> TEXT SHOWN
Figure 8. High-Level Design: Before using the Visual Studio Workflow designer to create your workflow, it's best to create a high-level sketch outlining what you want the workflow to accomplish.
When designing activities for your workflow, you should first determine the activity's purpose as well as its interface. It's a best practice to keep your activities self contained (not relying on other activities) so you can reuse them in any workflow.

To demonstrate these principles, you will build a sequential workflow that processes orders. As already mentioned, you should first create a high-level overview of what you want the workflow to accomplish. Figure 8 provides just that. The high-level "sketch" in Figure 8 shows the different activities that the workflow needs to perform as well as the basic flow of the business process in flowchart format. As you can see, the workflow first validates the customer to determine if that customer can order products (the customer may be over a credit limit). If they can't order, the program sends an e-mail to them rejecting their order. If the customer can order, the workflow validates each product to see if it's available. If the product is available, it's added to their order; otherwise, it's backordered. When finished, the workflow sends an email invoice to the customer and marks the order for shipment.

Creating Custom Activities
Here's how the sketch in Figure 8 translates into a WF diagram. The rounded rectangles in the sketch in Figure 8 all translate into activities in a workflow. The decision and flow-of-control elements also easily map to elements in WF. So, first, create an activity that validates the customer.

Figure 9. New Default Activity: By default, activities are based on the Sequential activity which can contain multiple child activities.
Right-click your workflow project, and select Add → New Item from the shortcut menu. In the Add New Item dialog box, select Activity. In the Name text box, change the name of the activity to ValidateCustomerActivity.cs (or .vb). Finally, click Add to add the new activity to Solution Explorer. You'll see a visual representation of the activity as shown in Figure 9. Notice the new activity contains the name of the activity as well as the text "Drop activities here." This is because, by default, Visual Studio derives new activities from the WF SequenceActivity class, which can contain child activities.

Author's Note: It's a standard naming convention to use the suffix "Activity" on all your WF activities.

In this case, because the activities in this workflow don't need to contain child activities, you can change the base class of the activity to System.Workflow.ComponentModel.Activity instead. To do this, select the new custom activity in design mode, go to the Properties window, and then select the Base Class property. Click the ellipsis button associated with the property, which launches the "Browse and Select a .NET Type" dialog box. In the left pane of the dialog box, select the System.Workflow.ComponentModel node. In the right pane of the dialog box, select the Activity class as shown in Figure 10, and then click OK. This sets the base class of the custom activity to Activity and changes the design-time appearance of the activity so it no longer indicates that you can add child activities to it as shown in Figure 11.

> TASK SET
1 - According to the workflow tutorial, which class does Visual Studio derive new activities from by default?
2 - Print everything in the workflow tutorial from "Right-click your workflow" down to "contain child activities.".
None of the rows below this text matter here.

> INFORMATION

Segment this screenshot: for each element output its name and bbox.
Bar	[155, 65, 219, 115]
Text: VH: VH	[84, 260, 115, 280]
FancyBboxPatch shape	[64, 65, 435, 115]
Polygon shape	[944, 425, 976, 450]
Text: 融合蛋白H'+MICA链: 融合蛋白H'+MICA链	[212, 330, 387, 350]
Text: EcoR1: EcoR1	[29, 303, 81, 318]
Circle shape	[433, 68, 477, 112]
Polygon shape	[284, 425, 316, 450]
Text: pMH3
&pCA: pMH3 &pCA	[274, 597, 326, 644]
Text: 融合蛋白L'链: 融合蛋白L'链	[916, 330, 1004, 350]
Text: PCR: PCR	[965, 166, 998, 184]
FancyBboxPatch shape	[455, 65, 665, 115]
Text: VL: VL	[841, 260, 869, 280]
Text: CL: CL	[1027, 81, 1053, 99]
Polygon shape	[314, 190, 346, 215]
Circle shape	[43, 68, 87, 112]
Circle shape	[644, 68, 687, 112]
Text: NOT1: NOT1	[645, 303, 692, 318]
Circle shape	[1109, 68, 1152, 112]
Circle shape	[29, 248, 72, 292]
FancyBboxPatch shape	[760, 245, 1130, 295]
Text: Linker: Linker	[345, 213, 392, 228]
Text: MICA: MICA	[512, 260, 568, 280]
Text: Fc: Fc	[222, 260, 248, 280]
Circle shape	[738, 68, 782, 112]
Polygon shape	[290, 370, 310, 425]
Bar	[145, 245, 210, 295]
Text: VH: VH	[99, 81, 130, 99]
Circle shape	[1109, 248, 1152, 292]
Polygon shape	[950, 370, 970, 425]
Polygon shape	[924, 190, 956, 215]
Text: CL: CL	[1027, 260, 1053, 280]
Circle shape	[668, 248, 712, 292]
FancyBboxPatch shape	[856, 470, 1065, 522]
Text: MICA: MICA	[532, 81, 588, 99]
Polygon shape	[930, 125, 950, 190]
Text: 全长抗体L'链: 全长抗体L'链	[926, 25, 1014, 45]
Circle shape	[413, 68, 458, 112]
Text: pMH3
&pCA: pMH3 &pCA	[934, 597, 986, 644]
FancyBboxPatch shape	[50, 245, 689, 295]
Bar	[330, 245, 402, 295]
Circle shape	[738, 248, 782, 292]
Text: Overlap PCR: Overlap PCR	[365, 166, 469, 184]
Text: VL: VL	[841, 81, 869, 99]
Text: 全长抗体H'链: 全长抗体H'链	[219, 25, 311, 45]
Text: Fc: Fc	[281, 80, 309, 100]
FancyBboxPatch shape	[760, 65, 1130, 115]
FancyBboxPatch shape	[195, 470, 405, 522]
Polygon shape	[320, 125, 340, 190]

> RESPONSES PER TASK
1 - The WF SequenceActivity class.

2 -
Right-click your workflow project, and select Add → New Item from the shortcut menu. In the Add New Item dialog box, select Activity. In the Name text box, change the name of the activity to ValidateCustomerActivity.cs (or .vb). Finally, click Add to add the new activity to Solution Explorer. You'll see a visual representation of the activity as shown in Figure 9. Notice the new activity contains the name of the activity as well as the text "Drop activities here." This is because, by default, Visual Studio derives new activities from the WF SequenceActivity class, which can contain child activities.